** start **

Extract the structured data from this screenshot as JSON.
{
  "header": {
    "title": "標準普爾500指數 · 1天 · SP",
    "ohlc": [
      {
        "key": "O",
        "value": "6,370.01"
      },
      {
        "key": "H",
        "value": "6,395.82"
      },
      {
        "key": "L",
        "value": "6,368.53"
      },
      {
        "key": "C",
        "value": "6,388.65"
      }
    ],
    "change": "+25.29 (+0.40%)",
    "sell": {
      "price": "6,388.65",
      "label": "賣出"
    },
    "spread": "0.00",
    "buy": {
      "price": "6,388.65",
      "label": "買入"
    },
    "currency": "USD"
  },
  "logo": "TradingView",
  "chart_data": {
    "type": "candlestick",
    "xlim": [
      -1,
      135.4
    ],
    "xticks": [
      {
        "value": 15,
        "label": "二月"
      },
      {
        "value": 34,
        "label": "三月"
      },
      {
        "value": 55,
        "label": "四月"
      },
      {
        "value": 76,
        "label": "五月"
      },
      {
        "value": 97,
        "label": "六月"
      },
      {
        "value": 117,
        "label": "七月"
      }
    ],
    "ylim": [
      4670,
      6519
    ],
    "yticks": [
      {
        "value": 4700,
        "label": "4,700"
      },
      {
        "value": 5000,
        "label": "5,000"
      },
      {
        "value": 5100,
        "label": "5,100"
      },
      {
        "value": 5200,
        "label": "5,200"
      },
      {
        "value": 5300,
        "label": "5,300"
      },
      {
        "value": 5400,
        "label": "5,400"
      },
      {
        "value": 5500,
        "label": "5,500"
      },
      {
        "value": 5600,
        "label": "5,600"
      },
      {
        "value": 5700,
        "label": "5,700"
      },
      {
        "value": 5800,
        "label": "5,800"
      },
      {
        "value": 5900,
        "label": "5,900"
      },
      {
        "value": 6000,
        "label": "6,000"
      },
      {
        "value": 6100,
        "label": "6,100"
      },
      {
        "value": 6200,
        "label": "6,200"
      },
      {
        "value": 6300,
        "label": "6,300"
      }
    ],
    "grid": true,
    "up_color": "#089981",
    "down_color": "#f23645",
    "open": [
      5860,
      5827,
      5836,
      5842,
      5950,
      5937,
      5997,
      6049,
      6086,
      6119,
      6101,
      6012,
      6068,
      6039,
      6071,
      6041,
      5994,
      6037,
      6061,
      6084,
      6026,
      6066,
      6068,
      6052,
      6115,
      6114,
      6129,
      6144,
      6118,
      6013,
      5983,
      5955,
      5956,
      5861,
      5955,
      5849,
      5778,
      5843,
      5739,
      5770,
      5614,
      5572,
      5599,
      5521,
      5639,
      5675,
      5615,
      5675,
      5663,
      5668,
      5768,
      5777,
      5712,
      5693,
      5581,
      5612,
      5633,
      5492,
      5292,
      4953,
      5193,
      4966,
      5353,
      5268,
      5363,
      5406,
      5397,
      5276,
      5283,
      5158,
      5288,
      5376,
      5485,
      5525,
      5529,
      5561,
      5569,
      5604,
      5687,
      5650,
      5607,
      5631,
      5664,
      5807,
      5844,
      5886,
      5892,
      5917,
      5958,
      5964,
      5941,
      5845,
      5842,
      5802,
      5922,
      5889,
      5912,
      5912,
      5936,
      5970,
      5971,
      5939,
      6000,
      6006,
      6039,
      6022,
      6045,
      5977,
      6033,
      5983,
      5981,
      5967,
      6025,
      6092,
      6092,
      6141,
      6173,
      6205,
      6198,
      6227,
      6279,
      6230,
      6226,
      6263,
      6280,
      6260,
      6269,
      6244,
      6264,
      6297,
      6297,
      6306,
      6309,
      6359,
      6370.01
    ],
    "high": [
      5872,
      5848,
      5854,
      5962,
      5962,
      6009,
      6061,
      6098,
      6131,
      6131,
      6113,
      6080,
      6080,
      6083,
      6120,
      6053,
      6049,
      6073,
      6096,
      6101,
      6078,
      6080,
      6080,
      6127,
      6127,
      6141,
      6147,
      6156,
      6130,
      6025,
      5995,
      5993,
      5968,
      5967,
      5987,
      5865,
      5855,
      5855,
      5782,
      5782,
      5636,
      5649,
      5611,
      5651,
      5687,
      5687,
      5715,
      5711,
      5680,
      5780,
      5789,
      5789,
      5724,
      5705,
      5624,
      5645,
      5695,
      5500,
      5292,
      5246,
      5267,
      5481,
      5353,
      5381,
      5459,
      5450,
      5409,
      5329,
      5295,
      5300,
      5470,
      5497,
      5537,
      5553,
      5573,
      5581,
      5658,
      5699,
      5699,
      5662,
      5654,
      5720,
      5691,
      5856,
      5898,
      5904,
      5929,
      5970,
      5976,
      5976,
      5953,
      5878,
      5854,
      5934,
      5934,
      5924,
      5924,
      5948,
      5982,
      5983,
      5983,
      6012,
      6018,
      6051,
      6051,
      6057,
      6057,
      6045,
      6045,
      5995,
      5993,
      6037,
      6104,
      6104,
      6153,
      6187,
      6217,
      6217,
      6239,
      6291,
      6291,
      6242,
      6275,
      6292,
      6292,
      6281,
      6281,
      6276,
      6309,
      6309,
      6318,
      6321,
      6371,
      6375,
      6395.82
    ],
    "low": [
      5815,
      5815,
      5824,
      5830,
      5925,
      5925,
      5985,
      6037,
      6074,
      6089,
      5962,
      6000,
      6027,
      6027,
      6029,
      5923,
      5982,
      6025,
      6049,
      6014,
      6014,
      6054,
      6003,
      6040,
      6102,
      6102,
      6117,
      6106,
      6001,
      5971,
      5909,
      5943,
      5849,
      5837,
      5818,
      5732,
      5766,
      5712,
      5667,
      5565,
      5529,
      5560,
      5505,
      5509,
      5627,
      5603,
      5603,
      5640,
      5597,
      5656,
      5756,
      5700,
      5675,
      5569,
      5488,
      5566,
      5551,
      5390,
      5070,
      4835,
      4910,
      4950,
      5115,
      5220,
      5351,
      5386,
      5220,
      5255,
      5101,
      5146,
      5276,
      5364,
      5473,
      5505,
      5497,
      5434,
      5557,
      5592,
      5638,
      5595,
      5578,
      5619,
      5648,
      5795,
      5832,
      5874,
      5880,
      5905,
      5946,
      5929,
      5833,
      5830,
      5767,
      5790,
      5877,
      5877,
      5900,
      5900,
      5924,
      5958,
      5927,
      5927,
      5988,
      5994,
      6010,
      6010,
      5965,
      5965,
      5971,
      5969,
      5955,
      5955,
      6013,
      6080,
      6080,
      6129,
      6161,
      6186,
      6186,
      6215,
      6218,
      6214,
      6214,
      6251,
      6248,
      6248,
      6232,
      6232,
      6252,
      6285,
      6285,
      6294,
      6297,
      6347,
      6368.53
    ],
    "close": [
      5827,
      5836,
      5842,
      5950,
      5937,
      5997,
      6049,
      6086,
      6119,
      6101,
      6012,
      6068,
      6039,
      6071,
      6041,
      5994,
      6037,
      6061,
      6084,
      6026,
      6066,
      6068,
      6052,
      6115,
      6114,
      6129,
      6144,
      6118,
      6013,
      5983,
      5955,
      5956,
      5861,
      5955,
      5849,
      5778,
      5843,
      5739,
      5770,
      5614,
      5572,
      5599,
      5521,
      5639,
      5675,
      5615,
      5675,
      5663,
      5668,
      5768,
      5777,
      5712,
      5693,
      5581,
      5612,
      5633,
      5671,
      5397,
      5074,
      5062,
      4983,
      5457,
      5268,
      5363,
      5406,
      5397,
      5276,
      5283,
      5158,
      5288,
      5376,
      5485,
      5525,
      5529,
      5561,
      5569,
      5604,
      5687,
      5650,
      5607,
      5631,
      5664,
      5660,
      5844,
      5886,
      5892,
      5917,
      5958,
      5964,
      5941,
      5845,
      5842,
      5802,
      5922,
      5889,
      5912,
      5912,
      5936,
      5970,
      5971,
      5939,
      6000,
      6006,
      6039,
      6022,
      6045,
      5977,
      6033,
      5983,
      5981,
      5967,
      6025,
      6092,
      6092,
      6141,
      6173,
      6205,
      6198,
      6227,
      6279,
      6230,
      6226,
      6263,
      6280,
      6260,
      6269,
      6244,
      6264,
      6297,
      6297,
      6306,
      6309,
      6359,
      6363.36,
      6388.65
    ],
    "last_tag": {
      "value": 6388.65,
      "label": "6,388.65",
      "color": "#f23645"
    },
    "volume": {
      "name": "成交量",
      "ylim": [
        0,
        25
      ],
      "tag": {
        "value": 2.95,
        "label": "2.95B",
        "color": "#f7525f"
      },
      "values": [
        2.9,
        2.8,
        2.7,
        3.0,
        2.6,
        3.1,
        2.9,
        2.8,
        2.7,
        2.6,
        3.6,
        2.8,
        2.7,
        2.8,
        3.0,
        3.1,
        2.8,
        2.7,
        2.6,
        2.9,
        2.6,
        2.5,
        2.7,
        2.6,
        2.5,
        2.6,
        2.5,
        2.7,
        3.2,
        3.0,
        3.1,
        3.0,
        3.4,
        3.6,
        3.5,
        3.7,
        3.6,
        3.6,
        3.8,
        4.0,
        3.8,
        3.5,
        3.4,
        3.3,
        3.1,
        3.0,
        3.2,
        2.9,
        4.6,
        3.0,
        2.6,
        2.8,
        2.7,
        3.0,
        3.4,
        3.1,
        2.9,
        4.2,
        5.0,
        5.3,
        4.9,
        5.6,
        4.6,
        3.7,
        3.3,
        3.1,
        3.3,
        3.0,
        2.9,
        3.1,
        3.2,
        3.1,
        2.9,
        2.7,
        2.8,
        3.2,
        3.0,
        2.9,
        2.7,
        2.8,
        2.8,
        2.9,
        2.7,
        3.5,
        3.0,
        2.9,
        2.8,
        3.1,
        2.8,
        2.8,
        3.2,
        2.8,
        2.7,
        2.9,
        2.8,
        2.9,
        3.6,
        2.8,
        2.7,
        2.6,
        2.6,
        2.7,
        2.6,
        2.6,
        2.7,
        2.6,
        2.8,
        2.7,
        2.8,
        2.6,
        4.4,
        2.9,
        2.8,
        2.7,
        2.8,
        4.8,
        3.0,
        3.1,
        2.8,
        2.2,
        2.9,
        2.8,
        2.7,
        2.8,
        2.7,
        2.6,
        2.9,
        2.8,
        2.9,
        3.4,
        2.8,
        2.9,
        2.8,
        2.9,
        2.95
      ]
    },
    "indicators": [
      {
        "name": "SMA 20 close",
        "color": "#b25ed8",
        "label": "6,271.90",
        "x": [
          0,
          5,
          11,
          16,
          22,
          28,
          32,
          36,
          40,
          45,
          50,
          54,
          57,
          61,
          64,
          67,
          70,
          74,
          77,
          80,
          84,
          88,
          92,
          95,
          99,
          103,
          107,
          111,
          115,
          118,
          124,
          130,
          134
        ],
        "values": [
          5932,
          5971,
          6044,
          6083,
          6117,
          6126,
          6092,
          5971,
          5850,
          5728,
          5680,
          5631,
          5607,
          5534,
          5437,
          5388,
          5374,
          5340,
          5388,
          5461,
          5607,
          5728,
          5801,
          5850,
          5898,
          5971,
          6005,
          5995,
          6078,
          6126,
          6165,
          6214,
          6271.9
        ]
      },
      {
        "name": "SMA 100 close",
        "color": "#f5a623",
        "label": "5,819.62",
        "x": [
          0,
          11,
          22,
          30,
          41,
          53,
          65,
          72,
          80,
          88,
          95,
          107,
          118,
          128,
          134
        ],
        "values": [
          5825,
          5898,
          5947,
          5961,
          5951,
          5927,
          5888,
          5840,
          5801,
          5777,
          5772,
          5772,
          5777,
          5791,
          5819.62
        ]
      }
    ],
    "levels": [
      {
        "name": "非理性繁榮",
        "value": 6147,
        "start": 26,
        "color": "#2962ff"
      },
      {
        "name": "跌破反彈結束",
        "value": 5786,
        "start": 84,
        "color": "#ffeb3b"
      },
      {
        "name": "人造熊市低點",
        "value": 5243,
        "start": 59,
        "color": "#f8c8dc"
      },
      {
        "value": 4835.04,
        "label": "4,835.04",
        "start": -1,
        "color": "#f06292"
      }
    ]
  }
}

** end **

▸ **JOB**:
Each line holding "name" must be found and copied.

▸ **EXERCISE ANSWER**:
      "name": "成交量",
        "name": "SMA 20 close",
        "name": "SMA 100 close",
        "name": "非理性繁榮",
        "name": "跌破反彈結束",
        "name": "人造熊市低點",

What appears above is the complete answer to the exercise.